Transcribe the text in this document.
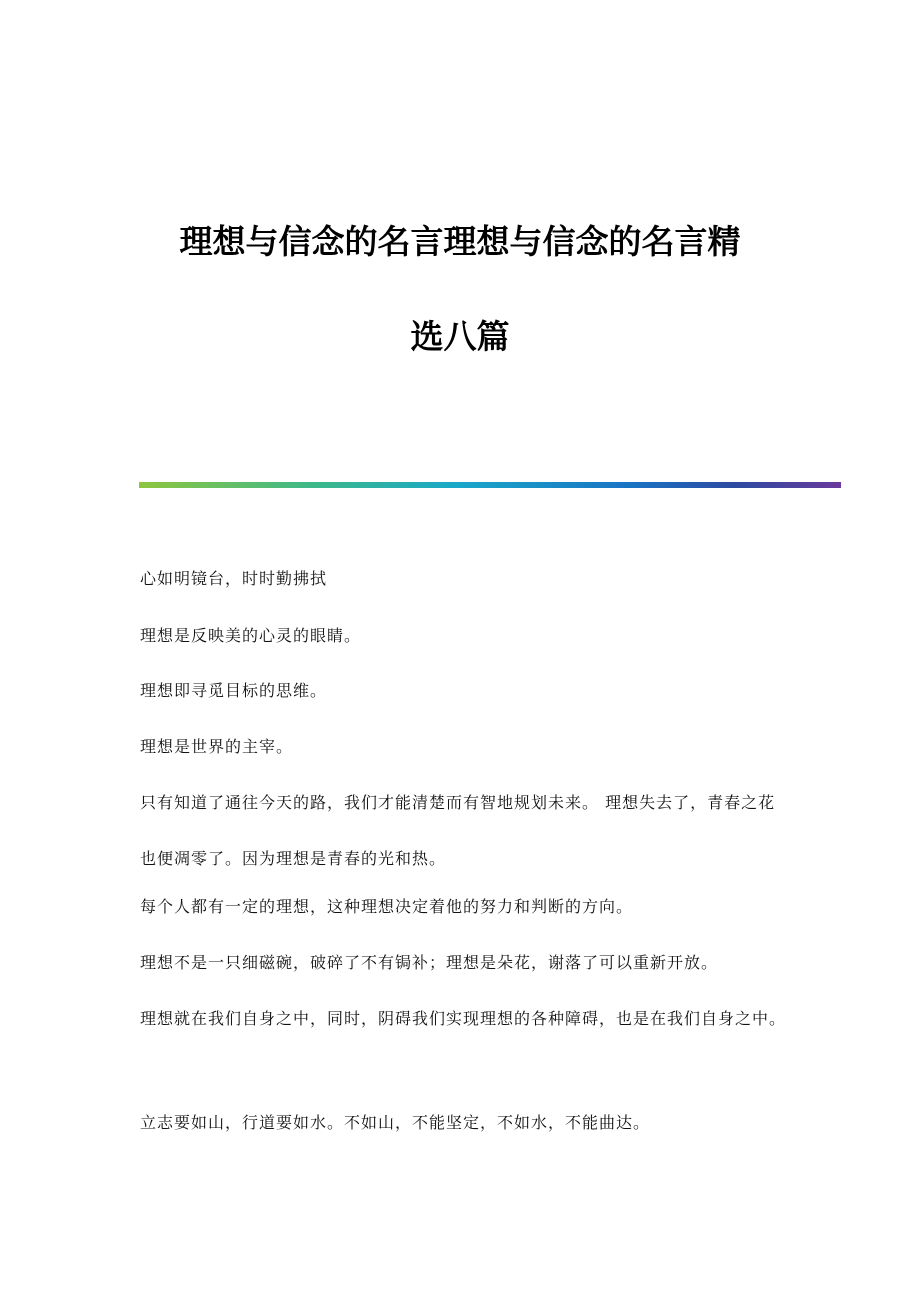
理想与信念的名言理想与信念的名言精
选八篇

心如明镜台，时时勤拂拭

理想是反映美的心灵的眼睛。

理想即寻觅目标的思维。

理想是世界的主宰。

只有知道了通往今天的路，我们才能清楚而有智地规划未来。 理想失去了，青春之花也便凋零了。因为理想是青春的光和热。

每个人都有一定的理想，这种理想决定着他的努力和判断的方向。

理想不是一只细磁碗，破碎了不有锔补；理想是朵花，谢落了可以重新开放。

理想就在我们自身之中，同时，阴碍我们实现理想的各种障碍，也是在我们自身之中。

立志要如山，行道要如水。不如山，不能坚定，不如水，不能曲达。
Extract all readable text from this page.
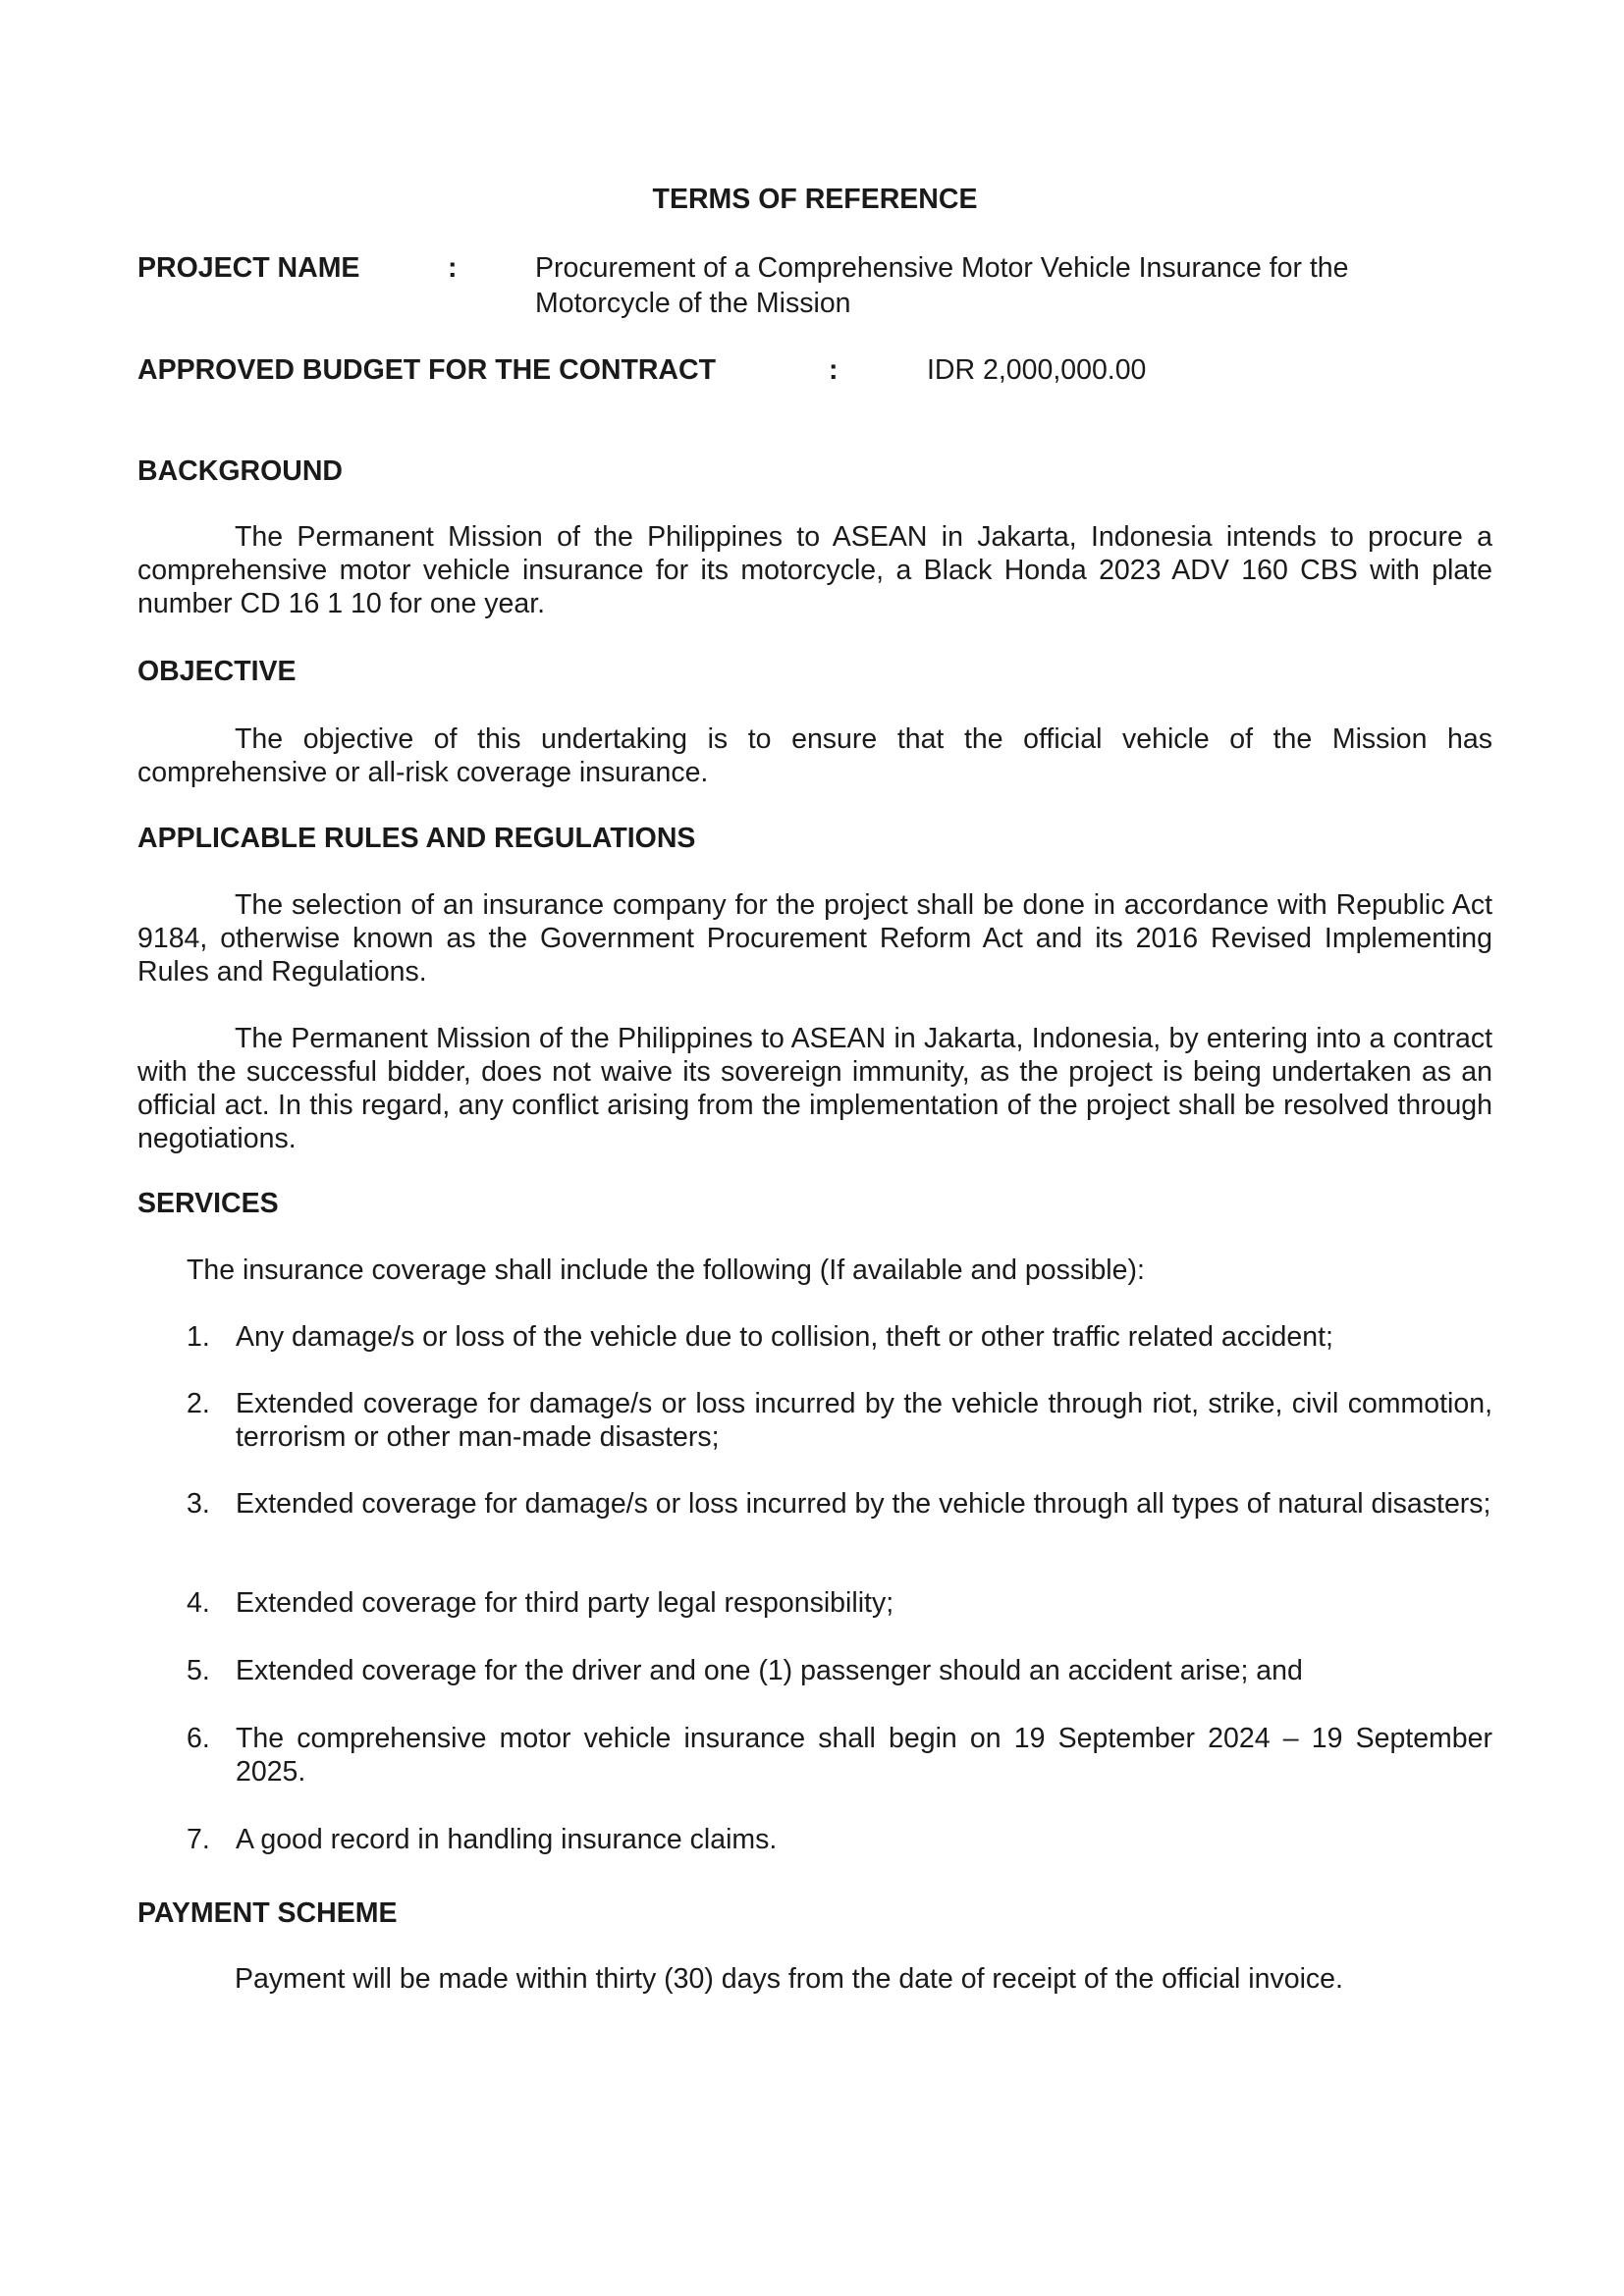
TERMS OF REFERENCE

PROJECT NAME	:	Procurement of a Comprehensive Motor Vehicle Insurance for the
Motorcycle of the Mission
APPROVED BUDGET FOR THE CONTRACT	:	IDR 2,000,000.00

BACKGROUND

The Permanent Mission of the Philippines to ASEAN in Jakarta, Indonesia intends to procure a comprehensive motor vehicle insurance for its motorcycle, a Black Honda 2023 ADV 160 CBS with plate number CD 16 1 10 for one year.

OBJECTIVE

The objective of this undertaking is to ensure that the official vehicle of the Mission has comprehensive or all-risk coverage insurance.

APPLICABLE RULES AND REGULATIONS

The selection of an insurance company for the project shall be done in accordance with Republic Act 9184, otherwise known as the Government Procurement Reform Act and its 2016 Revised Implementing Rules and Regulations.

The Permanent Mission of the Philippines to ASEAN in Jakarta, Indonesia, by entering into a contract with the successful bidder, does not waive its sovereign immunity, as the project is being undertaken as an official act. In this regard, any conflict arising from the implementation of the project shall be resolved through negotiations.

SERVICES

The insurance coverage shall include the following (If available and possible):

1. Any damage/s or loss of the vehicle due to collision, theft or other traffic related accident;
2. Extended coverage for damage/s or loss incurred by the vehicle through riot, strike, civil commotion, terrorism or other man-made disasters;
3. Extended coverage for damage/s or loss incurred by the vehicle through all types of natural disasters;
4. Extended coverage for third party legal responsibility;
5. Extended coverage for the driver and one (1) passenger should an accident arise; and
6. The comprehensive motor vehicle insurance shall begin on 19 September 2024 – 19 September 2025.
7. A good record in handling insurance claims.

PAYMENT SCHEME

Payment will be made within thirty (30) days from the date of receipt of the official invoice.
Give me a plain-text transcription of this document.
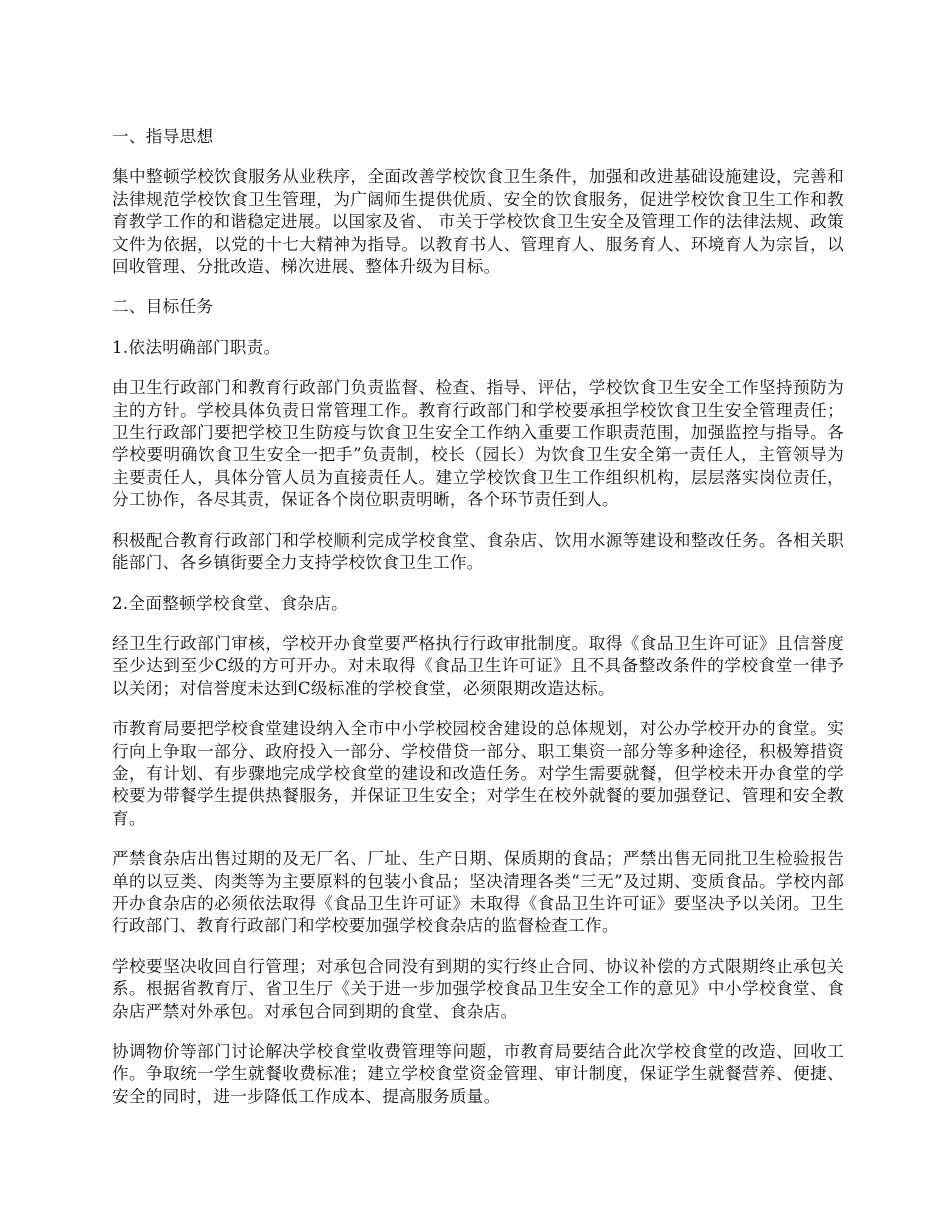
一、指导思想

集中整顿学校饮食服务从业秩序，全面改善学校饮食卫生条件，加强和改进基础设施建设，完善和法律规范学校饮食卫生管理，为广阔师生提供优质、安全的饮食服务，促进学校饮食卫生工作和教育教学工作的和谐稳定进展。以国家及省、 市关于学校饮食卫生安全及管理工作的法律法规、政策文件为依据，以党的十七大精神为指导。以教育书人、管理育人、服务育人、环境育人为宗旨，以回收管理、分批改造、梯次进展、整体升级为目标。

二、目标任务

1.依法明确部门职责。

由卫生行政部门和教育行政部门负责监督、检查、指导、评估，学校饮食卫生安全工作坚持预防为主的方针。学校具体负责日常管理工作。教育行政部门和学校要承担学校饮食卫生安全管理责任；卫生行政部门要把学校卫生防疫与饮食卫生安全工作纳入重要工作职责范围，加强监控与指导。各学校要明确饮食卫生安全一把手”负责制，校长（园长）为饮食卫生安全第一责任人，主管领导为主要责任人，具体分管人员为直接责任人。建立学校饮食卫生工作组织机构，层层落实岗位责任，分工协作，各尽其责，保证各个岗位职责明晰，各个环节责任到人。

积极配合教育行政部门和学校顺利完成学校食堂、食杂店、饮用水源等建设和整改任务。各相关职能部门、各乡镇街要全力支持学校饮食卫生工作。

2.全面整顿学校食堂、食杂店。

经卫生行政部门审核，学校开办食堂要严格执行行政审批制度。取得《食品卫生许可证》且信誉度至少达到至少C级的方可开办。对未取得《食品卫生许可证》且不具备整改条件的学校食堂一律予以关闭；对信誉度未达到C级标准的学校食堂，必须限期改造达标。

市教育局要把学校食堂建设纳入全市中小学校园校舍建设的总体规划，对公办学校开办的食堂。实行向上争取一部分、政府投入一部分、学校借贷一部分、职工集资一部分等多种途径，积极筹措资金，有计划、有步骤地完成学校食堂的建设和改造任务。对学生需要就餐，但学校未开办食堂的学校要为带餐学生提供热餐服务，并保证卫生安全；对学生在校外就餐的要加强登记、管理和安全教育。

严禁食杂店出售过期的及无厂名、厂址、生产日期、保质期的食品；严禁出售无同批卫生检验报告单的以豆类、肉类等为主要原料的包装小食品；坚决清理各类“三无”及过期、变质食品。学校内部开办食杂店的必须依法取得《食品卫生许可证》未取得《食品卫生许可证》要坚决予以关闭。卫生行政部门、教育行政部门和学校要加强学校食杂店的监督检查工作。

学校要坚决收回自行管理；对承包合同没有到期的实行终止合同、协议补偿的方式限期终止承包关系。根据省教育厅、省卫生厅《关于进一步加强学校食品卫生安全工作的意见》中小学校食堂、食杂店严禁对外承包。对承包合同到期的食堂、食杂店。

协调物价等部门讨论解决学校食堂收费管理等问题，市教育局要结合此次学校食堂的改造、回收工作。争取统一学生就餐收费标准；建立学校食堂资金管理、审计制度，保证学生就餐营养、便捷、安全的同时，进一步降低工作成本、提高服务质量。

━━━━━━━━

* Work required:
Copy every record above exactly as written, but leave out the pictures.

* Completed task:
Transcribe the text in this document.
理想与信念的名言理想与信念的名言精
选八篇

心如明镜台，时时勤拂拭

理想是反映美的心灵的眼睛。

理想即寻觅目标的思维。

理想是世界的主宰。

只有知道了通往今天的路，我们才能清楚而有智地规划未来。 理想失去了，青春之花也便凋零了。因为理想是青春的光和热。

每个人都有一定的理想，这种理想决定着他的努力和判断的方向。

理想不是一只细磁碗，破碎了不有锔补；理想是朵花，谢落了可以重新开放。

理想就在我们自身之中，同时，阴碍我们实现理想的各种障碍，也是在我们自身之中。

立志要如山，行道要如水。不如山，不能坚定，不如水，不能曲达。
Extract all readable text from this page.
TERMS OF REFERENCE

PROJECT NAME	:	Procurement of a Comprehensive Motor Vehicle Insurance for the
Motorcycle of the Mission
APPROVED BUDGET FOR THE CONTRACT	:	IDR 2,000,000.00

BACKGROUND

The Permanent Mission of the Philippines to ASEAN in Jakarta, Indonesia intends to procure a comprehensive motor vehicle insurance for its motorcycle, a Black Honda 2023 ADV 160 CBS with plate number CD 16 1 10 for one year.

OBJECTIVE

The objective of this undertaking is to ensure that the official vehicle of the Mission has comprehensive or all-risk coverage insurance.

APPLICABLE RULES AND REGULATIONS

The selection of an insurance company for the project shall be done in accordance with Republic Act 9184, otherwise known as the Government Procurement Reform Act and its 2016 Revised Implementing Rules and Regulations.

The Permanent Mission of the Philippines to ASEAN in Jakarta, Indonesia, by entering into a contract with the successful bidder, does not waive its sovereign immunity, as the project is being undertaken as an official act. In this regard, any conflict arising from the implementation of the project shall be resolved through negotiations.

SERVICES

The insurance coverage shall include the following (If available and possible):

1. Any damage/s or loss of the vehicle due to collision, theft or other traffic related accident;
2. Extended coverage for damage/s or loss incurred by the vehicle through riot, strike, civil commotion, terrorism or other man-made disasters;
3. Extended coverage for damage/s or loss incurred by the vehicle through all types of natural disasters;
4. Extended coverage for third party legal responsibility;
5. Extended coverage for the driver and one (1) passenger should an accident arise; and
6. The comprehensive motor vehicle insurance shall begin on 19 September 2024 – 19 September 2025.
7. A good record in handling insurance claims.

PAYMENT SCHEME

Payment will be made within thirty (30) days from the date of receipt of the official invoice.
Give me a plain-text transcription of this document.
一、指导思想

集中整顿学校饮食服务从业秩序，全面改善学校饮食卫生条件，加强和改进基础设施建设，完善和法律规范学校饮食卫生管理，为广阔师生提供优质、安全的饮食服务，促进学校饮食卫生工作和教育教学工作的和谐稳定进展。以国家及省、 市关于学校饮食卫生安全及管理工作的法律法规、政策文件为依据，以党的十七大精神为指导。以教育书人、管理育人、服务育人、环境育人为宗旨，以回收管理、分批改造、梯次进展、整体升级为目标。

二、目标任务

1.依法明确部门职责。

由卫生行政部门和教育行政部门负责监督、检查、指导、评估，学校饮食卫生安全工作坚持预防为主的方针。学校具体负责日常管理工作。教育行政部门和学校要承担学校饮食卫生安全管理责任；卫生行政部门要把学校卫生防疫与饮食卫生安全工作纳入重要工作职责范围，加强监控与指导。各学校要明确饮食卫生安全一把手”负责制，校长（园长）为饮食卫生安全第一责任人，主管领导为主要责任人，具体分管人员为直接责任人。建立学校饮食卫生工作组织机构，层层落实岗位责任，分工协作，各尽其责，保证各个岗位职责明晰，各个环节责任到人。

积极配合教育行政部门和学校顺利完成学校食堂、食杂店、饮用水源等建设和整改任务。各相关职能部门、各乡镇街要全力支持学校饮食卫生工作。

2.全面整顿学校食堂、食杂店。

经卫生行政部门审核，学校开办食堂要严格执行行政审批制度。取得《食品卫生许可证》且信誉度至少达到至少C级的方可开办。对未取得《食品卫生许可证》且不具备整改条件的学校食堂一律予以关闭；对信誉度未达到C级标准的学校食堂，必须限期改造达标。

市教育局要把学校食堂建设纳入全市中小学校园校舍建设的总体规划，对公办学校开办的食堂。实行向上争取一部分、政府投入一部分、学校借贷一部分、职工集资一部分等多种途径，积极筹措资金，有计划、有步骤地完成学校食堂的建设和改造任务。对学生需要就餐，但学校未开办食堂的学校要为带餐学生提供热餐服务，并保证卫生安全；对学生在校外就餐的要加强登记、管理和安全教育。

严禁食杂店出售过期的及无厂名、厂址、生产日期、保质期的食品；严禁出售无同批卫生检验报告单的以豆类、肉类等为主要原料的包装小食品；坚决清理各类“三无”及过期、变质食品。学校内部开办食杂店的必须依法取得《食品卫生许可证》未取得《食品卫生许可证》要坚决予以关闭。卫生行政部门、教育行政部门和学校要加强学校食杂店的监督检查工作。

学校要坚决收回自行管理；对承包合同没有到期的实行终止合同、协议补偿的方式限期终止承包关系。根据省教育厅、省卫生厅《关于进一步加强学校食品卫生安全工作的意见》中小学校食堂、食杂店严禁对外承包。对承包合同到期的食堂、食杂店。

协调物价等部门讨论解决学校食堂收费管理等问题，市教育局要结合此次学校食堂的改造、回收工作。争取统一学生就餐收费标准；建立学校食堂资金管理、审计制度，保证学生就餐营养、便捷、安全的同时，进一步降低工作成本、提高服务质量。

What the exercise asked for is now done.